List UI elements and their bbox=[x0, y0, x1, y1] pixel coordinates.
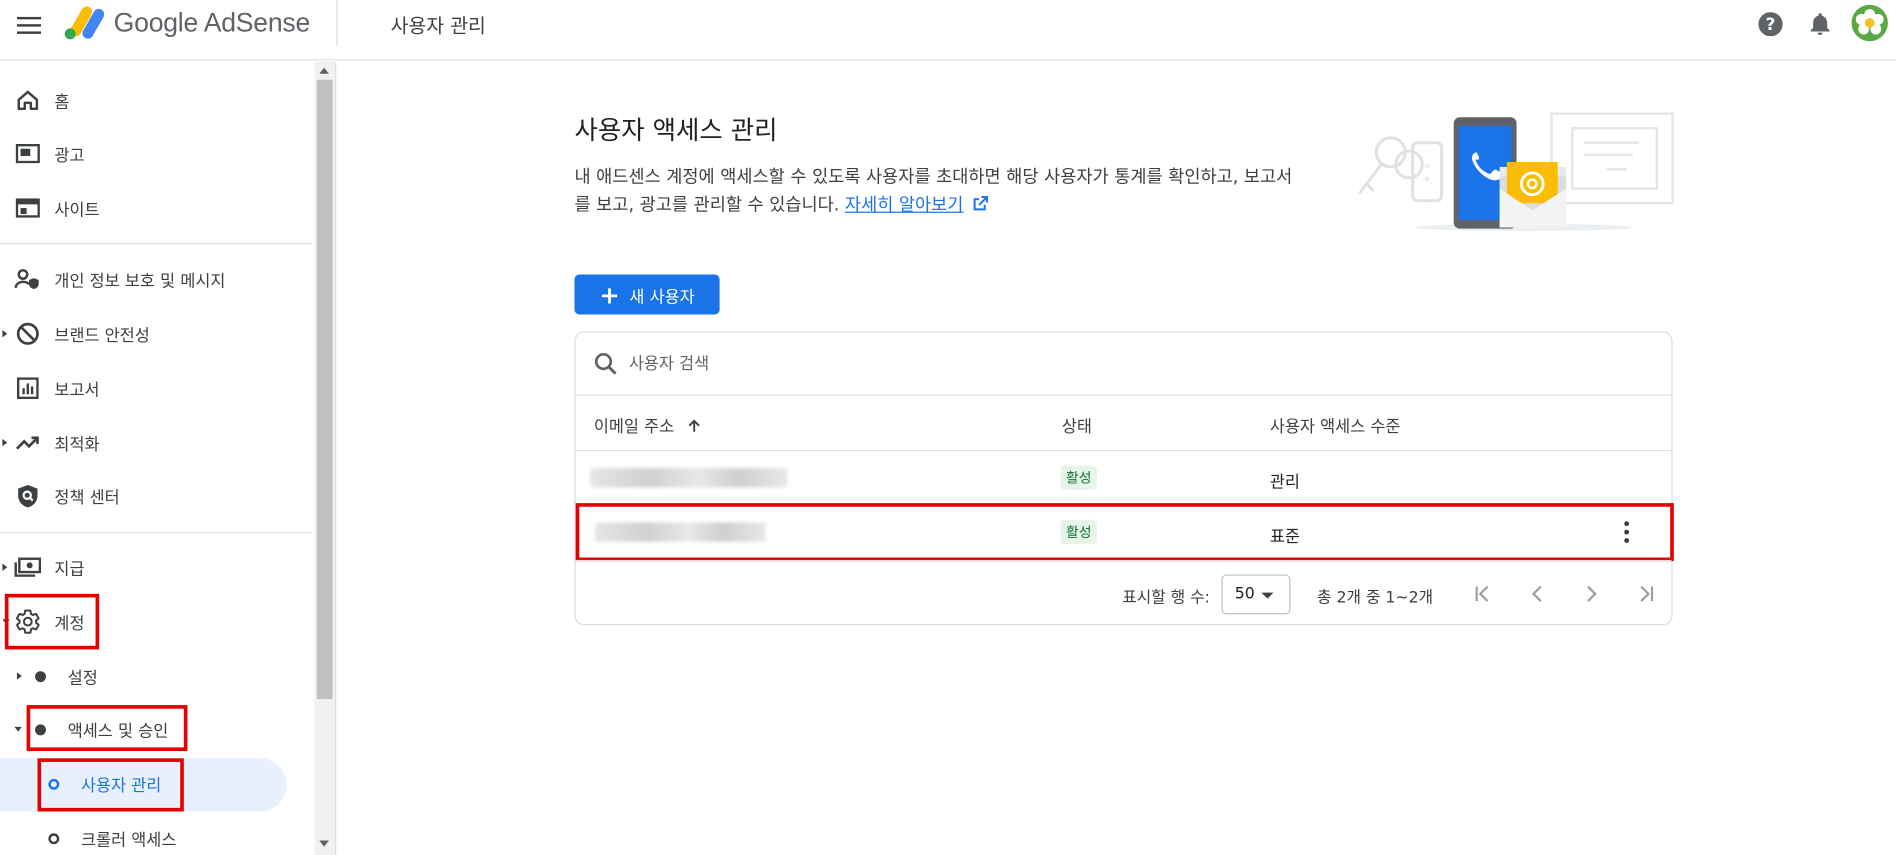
sidebar-item-settings[interactable]: 설정 bbox=[0, 652, 312, 700]
sidebar-divider bbox=[0, 532, 313, 534]
column-header-label: 이메일 주소 bbox=[593, 417, 675, 437]
collapse-arrow-icon[interactable] bbox=[14, 726, 22, 732]
payments-icon bbox=[14, 554, 42, 581]
sidebar-item-label: 광고 bbox=[54, 146, 85, 166]
sidebar-item-label: 설정 bbox=[67, 668, 98, 689]
adsense-logo-icon bbox=[64, 6, 105, 40]
header-divider bbox=[336, 0, 338, 46]
account-avatar[interactable] bbox=[1851, 4, 1888, 42]
expand-arrow-icon[interactable] bbox=[2, 330, 8, 338]
home-icon bbox=[15, 87, 42, 114]
pagination-range: 총 2개 중 1~2개 bbox=[1317, 588, 1434, 608]
highlight-box-access bbox=[26, 705, 188, 752]
new-user-label: 새 사용자 bbox=[629, 287, 695, 307]
top-app-bar: Google AdSense 사용자 관리 ? bbox=[0, 0, 1896, 61]
sidebar-item-policy-center[interactable]: 정책 센터 bbox=[0, 472, 312, 520]
highlight-box-account bbox=[4, 593, 100, 650]
users-table-card: 이메일 주소 상태 사용자 액세스 수준 활성 관리 활성 표준 표시할 행 수… bbox=[574, 331, 1674, 626]
block-icon bbox=[15, 320, 42, 347]
column-header-access-level: 사용자 액세스 수준 bbox=[1269, 417, 1401, 437]
access-level-cell: 관리 bbox=[1269, 472, 1300, 493]
sidebar-item-label: 홈 bbox=[54, 93, 70, 113]
sidebar-item-home[interactable]: 홈 bbox=[0, 76, 312, 124]
scrollbar-thumb[interactable] bbox=[316, 79, 333, 700]
sidebar-item-label: 크롤러 액세스 bbox=[81, 830, 177, 851]
sidebar-item-label: 정책 센터 bbox=[54, 488, 120, 508]
sidebar-divider bbox=[0, 243, 313, 245]
highlight-box-user-management bbox=[37, 758, 184, 812]
sidebar-item-label: 지급 bbox=[54, 559, 85, 580]
ring-bullet-icon bbox=[48, 832, 60, 844]
sort-ascending-arrow-icon[interactable] bbox=[687, 418, 702, 433]
logo-text: Google AdSense bbox=[113, 7, 311, 38]
sidebar-item-label: 최적화 bbox=[54, 435, 100, 455]
svg-text:?: ? bbox=[1766, 14, 1776, 34]
expand-arrow-icon[interactable] bbox=[2, 563, 8, 571]
ads-icon bbox=[15, 140, 42, 167]
sites-icon bbox=[15, 195, 42, 222]
expand-arrow-icon[interactable] bbox=[16, 672, 22, 680]
new-user-button[interactable]: + 새 사용자 bbox=[574, 274, 720, 315]
status-badge: 활성 bbox=[1060, 465, 1097, 490]
scroll-down-arrow-icon[interactable] bbox=[319, 840, 329, 847]
report-icon bbox=[15, 375, 42, 402]
rows-per-page-select[interactable]: 50 bbox=[1221, 574, 1291, 615]
privacy-icon bbox=[14, 266, 42, 293]
user-access-illustration: * * bbox=[1358, 112, 1674, 231]
policy-shield-icon bbox=[15, 483, 42, 510]
plus-icon: + bbox=[599, 279, 620, 310]
rows-per-page-value: 50 bbox=[1234, 585, 1255, 604]
sidebar-item-reports[interactable]: 보고서 bbox=[0, 364, 312, 412]
first-page-icon[interactable] bbox=[1468, 579, 1497, 608]
hamburger-menu-icon[interactable] bbox=[15, 11, 44, 40]
sidebar-item-label: 개인 정보 보호 및 메시지 bbox=[54, 272, 226, 292]
learn-more-link[interactable]: 자세히 알아보기 bbox=[845, 196, 964, 215]
search-users-input[interactable] bbox=[628, 349, 1355, 379]
search-icon bbox=[594, 353, 617, 375]
sidebar-item-privacy-messaging[interactable]: 개인 정보 보호 및 메시지 bbox=[0, 255, 312, 303]
sidebar-item-crawler-access[interactable]: 크롤러 액세스 bbox=[0, 814, 312, 855]
section-description: 내 애드센스 계정에 액세스할 수 있도록 사용자를 초대하면 해당 사용자가 … bbox=[574, 164, 1300, 220]
previous-page-icon[interactable] bbox=[1523, 579, 1552, 608]
trending-up-icon bbox=[15, 429, 42, 456]
sidebar-item-label: 보고서 bbox=[54, 380, 100, 401]
section-heading: 사용자 액세스 관리 bbox=[574, 116, 778, 146]
notifications-bell-icon[interactable] bbox=[1806, 10, 1835, 39]
sidebar-item-payments[interactable]: 지급 bbox=[0, 543, 312, 591]
help-icon[interactable]: ? bbox=[1756, 10, 1785, 39]
sidebar-item-label: 브랜드 안전성 bbox=[54, 326, 150, 346]
column-header-status: 상태 bbox=[1061, 417, 1092, 437]
table-divider bbox=[575, 559, 1672, 562]
highlight-box-user-row bbox=[575, 503, 1674, 562]
rows-per-page-label: 표시할 행 수: bbox=[1122, 588, 1210, 608]
expand-arrow-icon[interactable] bbox=[2, 439, 8, 447]
redacted-email bbox=[590, 468, 788, 488]
table-divider bbox=[575, 449, 1672, 452]
last-page-icon[interactable] bbox=[1631, 579, 1660, 608]
sidebar-item-sites[interactable]: 사이트 bbox=[0, 184, 312, 232]
next-page-icon[interactable] bbox=[1577, 579, 1606, 608]
dropdown-arrow-icon bbox=[1261, 592, 1274, 599]
search-bar bbox=[575, 333, 1672, 396]
sidebar-item-ads[interactable]: 광고 bbox=[0, 129, 312, 177]
svg-text:*: * bbox=[1424, 175, 1431, 190]
scroll-up-arrow-icon[interactable] bbox=[319, 67, 329, 74]
adsense-logo[interactable]: Google AdSense bbox=[63, 5, 310, 41]
learn-more-label: 자세히 알아보기 bbox=[844, 195, 964, 216]
bullet-icon bbox=[35, 670, 46, 682]
page-title: 사용자 관리 bbox=[390, 14, 486, 38]
sidebar-item-brand-safety[interactable]: 브랜드 안전성 bbox=[0, 310, 312, 358]
sidebar-item-label: 사이트 bbox=[54, 200, 100, 221]
sidebar-item-optimization[interactable]: 최적화 bbox=[0, 418, 312, 466]
left-sidebar: 홈 광고 사이트 개인 정보 보호 및 메시지 브랜드 안전성 보고서 최적화 … bbox=[0, 61, 337, 855]
external-link-icon[interactable] bbox=[973, 196, 989, 212]
column-header-email[interactable]: 이메일 주소 bbox=[593, 412, 702, 437]
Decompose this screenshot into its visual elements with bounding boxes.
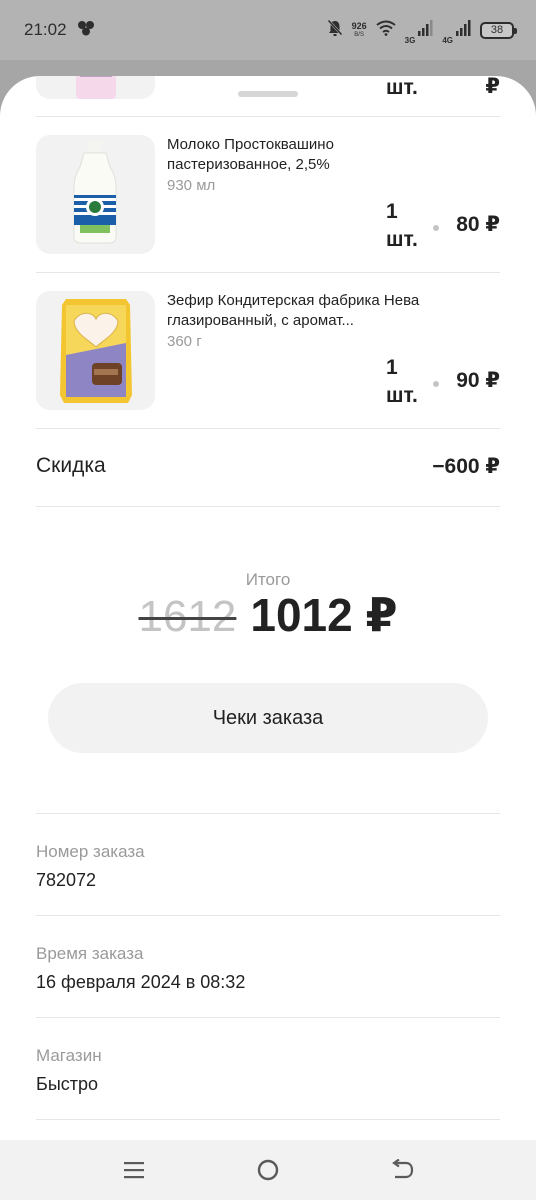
order-time-value: 16 февраля 2024 в 08:32 [36,972,246,992]
store-value: Быстро [36,1074,99,1094]
item-volume: 360 г [167,333,202,350]
item-quantity-count: 1 [386,200,398,223]
item-quantity-unit: шт. [386,228,418,251]
battery-level: 38 [490,24,504,36]
divider [36,1119,500,1120]
status-bar: 21:02 926 B/S 3G 4G 38 [0,0,536,60]
item-volume: 930 мл [167,177,216,194]
item-quantity-unit: шт. [386,384,418,407]
item-quantity-count: 1 [386,356,398,379]
order-time-label: Время заказа [36,944,144,963]
signal-1-label: 3G [404,35,416,45]
item-price: ₽ [485,76,500,98]
navigation-bar [0,1140,536,1200]
divider [36,1017,500,1018]
list-item: Зефир Кондитерская фабрика Нева глазиров… [36,291,500,411]
item-price: 80 ₽ [456,213,500,236]
battery-icon: 38 [480,21,517,39]
status-time: 21:02 [24,20,67,39]
order-number-value: 782072 [36,870,97,890]
home-icon[interactable] [254,1156,282,1184]
receipts-button[interactable]: Чеки заказа [48,683,488,753]
sheet-drag-handle[interactable] [238,91,298,97]
signal-2-icon [455,19,471,42]
divider [36,428,500,429]
item-name: Молоко Простоквашино пастеризованное, 2,… [167,136,334,173]
total-amount: 1612 1012 ₽ [0,588,536,642]
item-name: Зефир Кондитерская фабрика Нева глазиров… [167,292,420,329]
item-quantity-unit: шт. [386,76,418,99]
wifi-icon [376,20,396,41]
separator-dot [433,225,439,231]
mute-icon [327,19,343,42]
item-price: 90 ₽ [456,369,500,392]
total-old-price: 1612 [138,592,237,641]
total-label: Итого [245,570,291,589]
divider [36,813,500,814]
divider [36,116,500,117]
signal-2-label: 4G [442,35,453,45]
store-label: Магазин [36,1046,102,1065]
order-number-label: Номер заказа [36,842,145,861]
menu-icon[interactable] [120,1156,148,1184]
total-new-price: 1012 ₽ [250,589,398,641]
back-icon[interactable] [388,1156,416,1184]
divider [36,506,500,507]
separator-dot [433,381,439,387]
discount-label: Скидка [36,454,106,477]
app-notification-icon [77,20,95,41]
product-image-zefir [36,291,155,410]
product-image [36,76,155,99]
product-image-milk [36,135,155,254]
network-speed: 926 B/S [351,20,367,38]
discount-value: −600 ₽ [432,455,500,478]
list-item: Молоко Простоквашино пастеризованное, 2,… [36,135,500,255]
divider [36,272,500,273]
order-details-sheet: шт. ₽ Молоко Простоквашино пастеризованн… [0,76,536,1140]
signal-1-icon [417,19,433,42]
divider [36,915,500,916]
════
#### [WHAT YOU HAVE TO DO]
In the entries, take the lines from the one containing "order-time-value: 16 февраля" through the one containing "divider [36,272,500,273]". Replace "divider" with "separator-line" in those lines and write out only those lines, leaving everything else as it is.

#### [FINAL RESULT]
order-time-value: 16 февраля 2024 в 08:32 [36,972,246,992]
store-value: Быстро [36,1074,99,1094]
item-volume: 360 г [167,333,202,350]
item-quantity-count: 1 [386,200,398,223]
item-quantity-unit: шт. [386,228,418,251]
battery-level: 38 [490,24,504,36]
separator-line [36,1119,500,1120]
status-bar: 21:02 926 B/S 3G 4G 38 [0,0,536,60]
item-volume: 930 мл [167,177,216,194]
item-quantity-unit: шт. [386,384,418,407]
item-quantity-count: 1 [386,356,398,379]
order-time-label: Время заказа [36,944,144,963]
signal-1-label: 3G [404,35,416,45]
item-price: ₽ [485,76,500,98]
navigation-bar [0,1140,536,1200]
separator-line [36,1017,500,1018]
list-item: Зефир Кондитерская фабрика Нева глазиров… [36,291,500,411]
item-price: 80 ₽ [456,213,500,236]
battery-icon: 38 [480,21,517,39]
status-time: 21:02 [24,20,67,39]
order-number-value: 782072 [36,870,97,890]
home-icon[interactable] [254,1156,282,1184]
receipts-button[interactable]: Чеки заказа [48,683,488,753]
sheet-drag-handle[interactable] [238,91,298,97]
signal-2-icon [455,19,471,42]
separator-line [36,428,500,429]
item-name: Молоко Простоквашино пастеризованное, 2,… [167,136,334,173]
total-amount: 1612 1012 ₽ [0,588,536,642]
item-name: Зефир Кондитерская фабрика Нева глазиров… [167,292,420,329]
item-quantity-unit: шт. [386,76,418,99]
wifi-icon [376,20,396,41]
separator-dot [433,225,439,231]
mute-icon [327,19,343,42]
item-price: 90 ₽ [456,369,500,392]
total-old-price: 1612 [138,592,237,641]
total-label: Итого [245,570,291,589]
separator-line [36,813,500,814]
separator-line [36,116,500,117]
signal-2-label: 4G [442,35,453,45]
store-label: Магазин [36,1046,102,1065]
order-number-label: Номер заказа [36,842,145,861]
menu-icon[interactable] [120,1156,148,1184]
total-new-price: 1012 ₽ [250,589,398,641]
back-icon[interactable] [388,1156,416,1184]
separator-line [36,506,500,507]
separator-dot [433,381,439,387]
discount-label: Скидка [36,454,106,477]
app-notification-icon [77,20,95,41]
product-image-zefir [36,291,155,410]
product-image [36,76,155,99]
product-image-milk [36,135,155,254]
network-speed: 926 B/S [351,20,367,38]
discount-value: −600 ₽ [432,455,500,478]
list-item: Молоко Простоквашино пастеризованное, 2,… [36,135,500,255]
separator-line [36,272,500,273]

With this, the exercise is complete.